* _WHAT YOU NEED TO DO_
In the stretch of the listing from its start through the line containing "260, 487, 272]", swap "interactable" for "clickable" and return those lines with everything else unchanged.

[Dataset entries]
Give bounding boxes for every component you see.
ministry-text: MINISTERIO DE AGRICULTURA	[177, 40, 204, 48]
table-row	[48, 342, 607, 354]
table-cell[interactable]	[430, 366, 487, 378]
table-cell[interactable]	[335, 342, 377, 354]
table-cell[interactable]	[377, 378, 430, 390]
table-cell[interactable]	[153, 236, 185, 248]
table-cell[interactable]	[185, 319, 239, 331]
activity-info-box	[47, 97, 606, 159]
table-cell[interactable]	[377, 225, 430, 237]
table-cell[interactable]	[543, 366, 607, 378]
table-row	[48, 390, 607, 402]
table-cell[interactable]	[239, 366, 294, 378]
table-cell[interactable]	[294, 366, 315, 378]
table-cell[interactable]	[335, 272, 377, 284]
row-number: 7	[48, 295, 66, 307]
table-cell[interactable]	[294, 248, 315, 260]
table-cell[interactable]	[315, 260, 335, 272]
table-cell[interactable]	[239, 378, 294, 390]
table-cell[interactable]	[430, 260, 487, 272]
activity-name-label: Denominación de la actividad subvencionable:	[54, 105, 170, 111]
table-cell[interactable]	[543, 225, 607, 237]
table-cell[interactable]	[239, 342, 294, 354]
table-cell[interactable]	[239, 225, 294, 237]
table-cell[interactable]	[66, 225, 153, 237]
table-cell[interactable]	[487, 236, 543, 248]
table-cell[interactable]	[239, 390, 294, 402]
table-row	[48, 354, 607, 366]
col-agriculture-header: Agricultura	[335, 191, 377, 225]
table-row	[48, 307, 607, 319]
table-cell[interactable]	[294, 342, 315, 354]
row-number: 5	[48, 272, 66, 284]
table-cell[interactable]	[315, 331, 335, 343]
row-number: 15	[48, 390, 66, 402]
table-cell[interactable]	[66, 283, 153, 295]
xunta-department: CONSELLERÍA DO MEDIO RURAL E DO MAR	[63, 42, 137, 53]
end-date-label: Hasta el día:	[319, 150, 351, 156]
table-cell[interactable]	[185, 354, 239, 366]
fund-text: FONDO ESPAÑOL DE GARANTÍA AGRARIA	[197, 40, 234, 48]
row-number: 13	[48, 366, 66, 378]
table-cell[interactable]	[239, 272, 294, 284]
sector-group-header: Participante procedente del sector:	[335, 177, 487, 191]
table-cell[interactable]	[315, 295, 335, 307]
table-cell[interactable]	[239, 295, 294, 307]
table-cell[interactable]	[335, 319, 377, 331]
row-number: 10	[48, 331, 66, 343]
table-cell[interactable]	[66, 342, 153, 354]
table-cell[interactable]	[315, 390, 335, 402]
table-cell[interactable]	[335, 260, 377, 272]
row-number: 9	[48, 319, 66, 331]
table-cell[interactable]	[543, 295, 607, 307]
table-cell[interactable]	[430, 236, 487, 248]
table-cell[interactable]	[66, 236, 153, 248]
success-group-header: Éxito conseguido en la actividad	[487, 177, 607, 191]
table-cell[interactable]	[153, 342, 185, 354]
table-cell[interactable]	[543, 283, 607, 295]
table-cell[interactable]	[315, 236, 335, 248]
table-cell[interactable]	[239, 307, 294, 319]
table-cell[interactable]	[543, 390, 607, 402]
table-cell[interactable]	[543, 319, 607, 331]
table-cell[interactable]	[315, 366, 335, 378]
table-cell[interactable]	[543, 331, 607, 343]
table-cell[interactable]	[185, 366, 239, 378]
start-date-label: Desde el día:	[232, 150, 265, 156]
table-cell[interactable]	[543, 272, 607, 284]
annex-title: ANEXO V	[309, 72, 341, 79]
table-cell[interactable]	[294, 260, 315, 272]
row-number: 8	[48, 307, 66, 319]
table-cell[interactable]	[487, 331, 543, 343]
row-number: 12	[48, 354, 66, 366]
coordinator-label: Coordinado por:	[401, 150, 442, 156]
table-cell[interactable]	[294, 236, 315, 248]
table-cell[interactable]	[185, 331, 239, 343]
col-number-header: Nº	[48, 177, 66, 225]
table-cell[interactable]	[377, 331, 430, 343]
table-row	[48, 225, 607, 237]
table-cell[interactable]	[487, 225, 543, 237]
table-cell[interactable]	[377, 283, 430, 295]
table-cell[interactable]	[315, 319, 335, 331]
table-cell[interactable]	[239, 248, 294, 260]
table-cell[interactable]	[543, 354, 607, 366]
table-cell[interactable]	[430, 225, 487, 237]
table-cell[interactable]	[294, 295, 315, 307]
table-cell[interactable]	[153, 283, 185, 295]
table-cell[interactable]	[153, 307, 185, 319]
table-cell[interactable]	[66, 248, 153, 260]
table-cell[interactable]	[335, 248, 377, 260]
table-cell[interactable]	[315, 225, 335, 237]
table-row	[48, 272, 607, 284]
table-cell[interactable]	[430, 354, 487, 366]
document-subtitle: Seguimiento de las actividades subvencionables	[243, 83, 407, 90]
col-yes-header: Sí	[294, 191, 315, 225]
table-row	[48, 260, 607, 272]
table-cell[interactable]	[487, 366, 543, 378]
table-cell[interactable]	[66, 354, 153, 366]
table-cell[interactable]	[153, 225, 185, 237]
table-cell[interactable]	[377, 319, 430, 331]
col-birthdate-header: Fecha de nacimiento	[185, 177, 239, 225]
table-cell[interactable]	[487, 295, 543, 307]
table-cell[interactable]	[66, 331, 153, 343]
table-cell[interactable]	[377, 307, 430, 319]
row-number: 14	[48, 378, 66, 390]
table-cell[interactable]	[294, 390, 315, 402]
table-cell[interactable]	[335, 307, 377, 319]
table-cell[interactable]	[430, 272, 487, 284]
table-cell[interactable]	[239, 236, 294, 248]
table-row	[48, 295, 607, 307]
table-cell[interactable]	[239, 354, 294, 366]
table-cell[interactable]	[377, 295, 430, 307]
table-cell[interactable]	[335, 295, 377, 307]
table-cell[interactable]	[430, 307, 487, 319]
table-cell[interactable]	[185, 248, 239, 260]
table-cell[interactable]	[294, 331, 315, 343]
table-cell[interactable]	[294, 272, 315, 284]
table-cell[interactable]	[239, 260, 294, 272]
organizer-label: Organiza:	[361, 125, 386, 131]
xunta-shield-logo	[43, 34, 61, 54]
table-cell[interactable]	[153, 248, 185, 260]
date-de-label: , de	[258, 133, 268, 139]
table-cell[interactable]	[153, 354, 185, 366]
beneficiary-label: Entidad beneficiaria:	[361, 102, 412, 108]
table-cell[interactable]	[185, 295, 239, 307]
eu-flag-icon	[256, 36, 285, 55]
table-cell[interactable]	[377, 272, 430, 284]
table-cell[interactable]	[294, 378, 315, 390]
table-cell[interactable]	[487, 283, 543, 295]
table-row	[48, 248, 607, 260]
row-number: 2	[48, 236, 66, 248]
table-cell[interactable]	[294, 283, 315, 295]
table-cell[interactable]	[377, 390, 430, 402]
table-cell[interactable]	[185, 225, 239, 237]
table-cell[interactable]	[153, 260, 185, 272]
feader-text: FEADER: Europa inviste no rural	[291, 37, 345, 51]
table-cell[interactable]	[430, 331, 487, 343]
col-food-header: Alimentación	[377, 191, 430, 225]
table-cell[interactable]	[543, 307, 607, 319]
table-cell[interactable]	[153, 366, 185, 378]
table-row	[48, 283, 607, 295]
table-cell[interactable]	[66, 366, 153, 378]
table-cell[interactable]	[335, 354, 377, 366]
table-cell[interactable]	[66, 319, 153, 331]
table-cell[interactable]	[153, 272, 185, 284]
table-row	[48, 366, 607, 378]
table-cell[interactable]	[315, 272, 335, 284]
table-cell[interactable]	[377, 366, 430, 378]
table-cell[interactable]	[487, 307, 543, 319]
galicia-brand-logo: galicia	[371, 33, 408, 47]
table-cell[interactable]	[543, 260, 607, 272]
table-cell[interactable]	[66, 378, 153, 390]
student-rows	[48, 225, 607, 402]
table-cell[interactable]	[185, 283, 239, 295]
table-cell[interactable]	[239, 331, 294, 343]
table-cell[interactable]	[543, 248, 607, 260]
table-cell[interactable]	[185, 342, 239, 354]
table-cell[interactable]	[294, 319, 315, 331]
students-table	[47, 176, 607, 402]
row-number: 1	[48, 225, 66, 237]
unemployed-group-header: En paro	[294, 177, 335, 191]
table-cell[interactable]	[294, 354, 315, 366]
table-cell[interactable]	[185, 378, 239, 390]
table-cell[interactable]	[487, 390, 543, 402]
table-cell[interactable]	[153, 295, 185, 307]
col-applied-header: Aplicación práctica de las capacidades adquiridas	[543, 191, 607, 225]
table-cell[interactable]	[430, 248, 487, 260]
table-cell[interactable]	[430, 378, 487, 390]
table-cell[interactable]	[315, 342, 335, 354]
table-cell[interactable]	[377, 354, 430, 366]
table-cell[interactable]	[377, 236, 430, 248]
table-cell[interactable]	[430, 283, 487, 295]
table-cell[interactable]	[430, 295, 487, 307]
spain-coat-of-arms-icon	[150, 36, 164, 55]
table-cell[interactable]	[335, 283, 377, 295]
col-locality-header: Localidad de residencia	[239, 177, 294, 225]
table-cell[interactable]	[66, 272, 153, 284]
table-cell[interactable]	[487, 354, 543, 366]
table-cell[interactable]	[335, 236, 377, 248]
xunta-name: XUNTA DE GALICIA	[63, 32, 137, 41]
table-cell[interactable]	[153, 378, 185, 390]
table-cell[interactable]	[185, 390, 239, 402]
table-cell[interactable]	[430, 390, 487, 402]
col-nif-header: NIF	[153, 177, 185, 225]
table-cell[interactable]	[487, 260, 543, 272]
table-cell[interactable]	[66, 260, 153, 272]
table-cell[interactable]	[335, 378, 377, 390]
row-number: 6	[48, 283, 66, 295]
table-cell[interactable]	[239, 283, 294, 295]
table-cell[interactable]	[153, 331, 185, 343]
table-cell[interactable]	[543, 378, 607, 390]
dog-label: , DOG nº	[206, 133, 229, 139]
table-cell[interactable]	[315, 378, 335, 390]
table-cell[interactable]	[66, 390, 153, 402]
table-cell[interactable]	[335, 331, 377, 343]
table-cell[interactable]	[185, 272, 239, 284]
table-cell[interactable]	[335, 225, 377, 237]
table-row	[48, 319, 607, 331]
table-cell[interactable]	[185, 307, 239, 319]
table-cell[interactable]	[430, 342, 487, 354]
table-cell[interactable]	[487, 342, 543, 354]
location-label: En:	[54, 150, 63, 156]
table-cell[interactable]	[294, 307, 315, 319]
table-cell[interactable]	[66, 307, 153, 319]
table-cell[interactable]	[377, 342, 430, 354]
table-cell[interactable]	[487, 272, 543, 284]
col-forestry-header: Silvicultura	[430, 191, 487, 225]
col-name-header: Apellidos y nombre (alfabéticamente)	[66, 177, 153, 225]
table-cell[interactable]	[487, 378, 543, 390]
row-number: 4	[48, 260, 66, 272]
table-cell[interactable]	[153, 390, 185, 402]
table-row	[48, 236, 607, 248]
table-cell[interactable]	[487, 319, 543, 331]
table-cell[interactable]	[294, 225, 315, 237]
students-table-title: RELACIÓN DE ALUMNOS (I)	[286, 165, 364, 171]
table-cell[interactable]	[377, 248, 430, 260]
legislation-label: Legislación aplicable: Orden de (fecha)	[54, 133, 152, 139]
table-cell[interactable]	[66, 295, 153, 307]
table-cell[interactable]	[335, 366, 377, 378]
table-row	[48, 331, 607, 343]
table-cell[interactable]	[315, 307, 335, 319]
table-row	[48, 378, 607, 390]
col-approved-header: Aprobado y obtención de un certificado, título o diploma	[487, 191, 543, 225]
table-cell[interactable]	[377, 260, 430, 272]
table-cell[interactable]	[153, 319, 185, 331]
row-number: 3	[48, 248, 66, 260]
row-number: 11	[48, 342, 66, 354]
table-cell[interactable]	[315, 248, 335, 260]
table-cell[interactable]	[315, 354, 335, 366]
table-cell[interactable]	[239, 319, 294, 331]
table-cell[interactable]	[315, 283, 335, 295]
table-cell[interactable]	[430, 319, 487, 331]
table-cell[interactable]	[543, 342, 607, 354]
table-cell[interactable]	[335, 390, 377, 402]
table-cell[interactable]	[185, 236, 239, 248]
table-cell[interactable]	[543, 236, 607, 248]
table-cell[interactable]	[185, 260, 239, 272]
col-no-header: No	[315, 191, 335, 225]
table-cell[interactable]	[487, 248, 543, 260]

* _ANSWER BELOW_
Give bounding boxes for every component you see.
ministry-text: MINISTERIO DE AGRICULTURA	[177, 40, 204, 48]
table-row	[48, 342, 607, 354]
table-cell[clickable]	[430, 366, 487, 378]
table-cell[clickable]	[335, 342, 377, 354]
table-cell[clickable]	[377, 378, 430, 390]
table-cell[clickable]	[153, 236, 185, 248]
table-cell[clickable]	[185, 319, 239, 331]
activity-info-box	[47, 97, 606, 159]
table-cell[clickable]	[377, 225, 430, 237]
table-cell[clickable]	[543, 366, 607, 378]
table-row	[48, 390, 607, 402]
table-cell[clickable]	[239, 366, 294, 378]
table-cell[clickable]	[294, 366, 315, 378]
table-cell[clickable]	[335, 272, 377, 284]
row-number: 7	[48, 295, 66, 307]
table-cell[clickable]	[294, 248, 315, 260]
table-cell[clickable]	[315, 260, 335, 272]
table-cell[clickable]	[239, 378, 294, 390]
table-cell[clickable]	[430, 260, 487, 272]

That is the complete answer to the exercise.